■ Instructions to follow: Transcribe the material below exactly as it appears.

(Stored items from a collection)
++++++++++++++++++++

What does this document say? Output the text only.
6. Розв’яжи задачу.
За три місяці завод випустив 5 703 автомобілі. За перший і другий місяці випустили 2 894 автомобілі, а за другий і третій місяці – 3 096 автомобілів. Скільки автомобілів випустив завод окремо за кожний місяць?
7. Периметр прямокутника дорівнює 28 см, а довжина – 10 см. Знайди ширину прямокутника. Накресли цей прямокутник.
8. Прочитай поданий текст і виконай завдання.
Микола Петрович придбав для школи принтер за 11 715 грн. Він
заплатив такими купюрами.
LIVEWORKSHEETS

++++++++++++++++++++

■ Exercise response:
What does this document say? Output the text only.
6. Розв’яжи задачу.
За три місяці завод випустив 5 703 автомобілі. За перший і другий місяці випустили 2 894 автомобілі, а за другий і третій місяці – 3 096 автомобілів. Скільки автомобілів випустив завод окремо за кожний місяць?
7. Периметр прямокутника дорівнює 28 см, а довжина – 10 см. Знайди ширину прямокутника. Накресли цей прямокутник.
8. Прочитай поданий текст і виконай завдання.
Микола Петрович придбав для школи принтер за 11 715 грн. Він
заплатив такими купюрами.
LIVEWORKSHEETS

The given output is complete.